One woman who quit the Army last year said, speaking on the condition of anonymity: ‘I’ve lost track of the number of men at Army dinner nights who put their hands up my skirt, groped my bum, stroked my thighs and told me they want sex.’

Campaigners have spoken of a culture of silence where alleged victims’ lives – and the people who speak up as witnesses to back them up – are ‘made hell' (file photo)

Campaigners have spoken of a culture of silence where alleged victims’ lives – and the people who speak up as witnesses to back them up – are ‘made hell’ (file photo)

A Ministry of Defence spokesman said: ‘We will always work with our partners across Defence to ensure we continue to clamp down on any form of harassment, and will respond to the Defence Committee’s request in due course.

‘We have recently reviewed the Service Complaints system and will be implementing changes early next year that will reform the system and allow us to deal with complaints more quickly and effectively.’  

Too many incidences of bullying, harassment and rape in the military are slipping through a system of military justice that, many veterans say, is not fit for purpose, writes Tory MP SARAH ATHERTON

By Tory MP Sarah Atherton

I’ll never forget the night Wrexham elected me as their first Conservative MP – the first female MP to have served in the regular Army. I was elected on a platform to ‘level up’ opportunity throughout the country, but I also came from Wrexham to Westminster to campaign for another cause very close to my heart.

After I left school I joined the Army and served in the Intelligence Corps. It was the biggest honour of my life serving alongside the country’s bravest service men and women.

Britain has the finest military in the world and over the past decade the Ministry of Defence (MoD) has made huge advancements in improving conditions for serving personnel, their families and those who have left the service. But too many incidences of bullying, harassment and rape in the military are slipping through a system of military justice that, many veterans say, is not fit for purpose, and which often leaves victims feeling more traumatised, angry and anxious than they were when they reported the incident in the first place.

Forces personnel are subject to military law and the court martial system. This means that when an alleged offence like rape takes place, it is dealt with in a military court where conviction rates in rape cases are four to six times lower than in civilian courts.

Women in the military aren’t getting the justice they deserve and simply don’t feel that the military complaints system supports them. The widely held view is that it suppresses complaints rather than properly and impartially scrutinising them.

In a civilian court rape trial, special provision is often rightly made for alleged victims, using screens, web links and video recorded testimony. When a rape is tried in the military, confidentiality is almost impossible to maintain.

Women in the military aren’t getting the justice they deserve and simply don’t feel that the military complaints system supports them

Women in the military aren’t getting the justice they deserve and simply don’t feel that the military complaints system supports them

I hear accounts where allegations have become common knowledge within close-knit military communities even before a trial takes place; sniggering across the cook house, units closing ranks and women suffering humiliating consequences as a result of reporting assault or rape. Women are often encouraged, in what is a male-dominated environment, not to ‘make a scene’ about something that ‘isn’t a big deal’. The military court’s equivalent of a jury – the ‘Board’ – often strikes fear into the hearts of victims who worry they will come into contact with Board members again, later, during their military career.

_GIVEN INFORMATION_.
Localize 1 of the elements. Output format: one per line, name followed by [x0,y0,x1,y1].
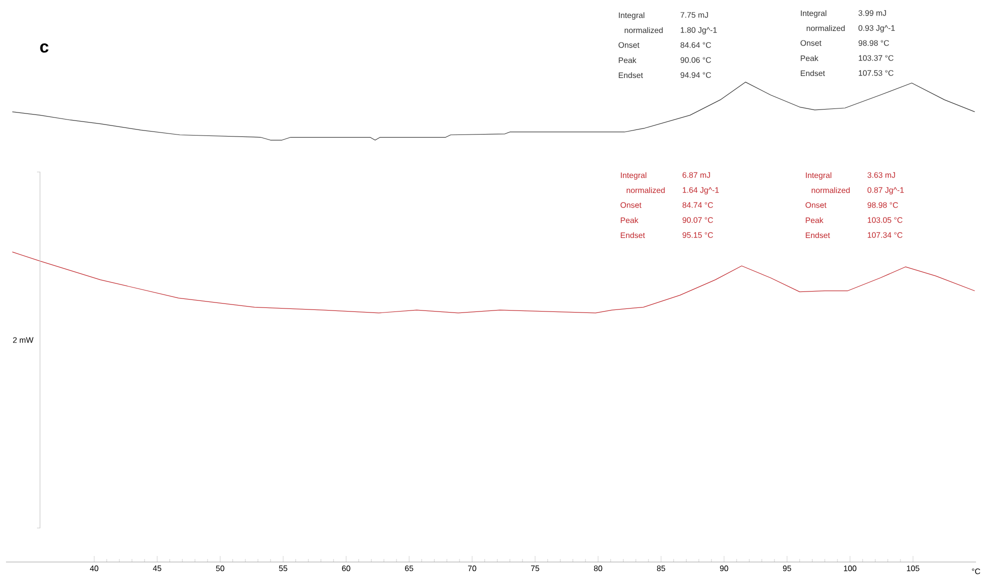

_TASK REQUIREMENTS_. Extend the article above about sexual harassment and military justice in the British Army, picking up right after its final paragraph.

_EXERCISE RESULT_.
When female victims of abuse live and work in this environment, there’s little wonder they feel that the military court system is not delivering justice. Why are we not affording our service women the same dignity, equal and fair treatment before the law, as is seen in the civilian system, when these crimes are committed?

General Sir Nick Carter, the former head of the Army and current Chief of Defence Staff, told the Defence Select Committee recently that he is worried by today’s ‘laddish’ culture in the Army and said that we ‘still stubbornly have a culture that does not recognise that diversity and inclusion need to be at the heart of teamwork.’ Veterans Minister, Johnny Mercer, admits that the ‘military’s inability to investigate itself properly and the standard of those investigations’ is a problem.

It’s time to put this injustice right, to improve life for female service personnel.

So I was delighted when, as the only ex-regular armed forces female MP, it was announced this week by Tobias Ellwood MP, our excellent Defence Committee chair, that I was to chair a sub-committee into this and to start a national discussion about the experiences of women in the military, female service leavers and veterans.

At last, women in the military – who risk everything to keep us all safe – will have a voice in Parliament, including how reports of harassment and bullying are dealt with, as they transition to civilian life and the effects these legacies have on their future life prospects. But we have already encountered a stumbling block.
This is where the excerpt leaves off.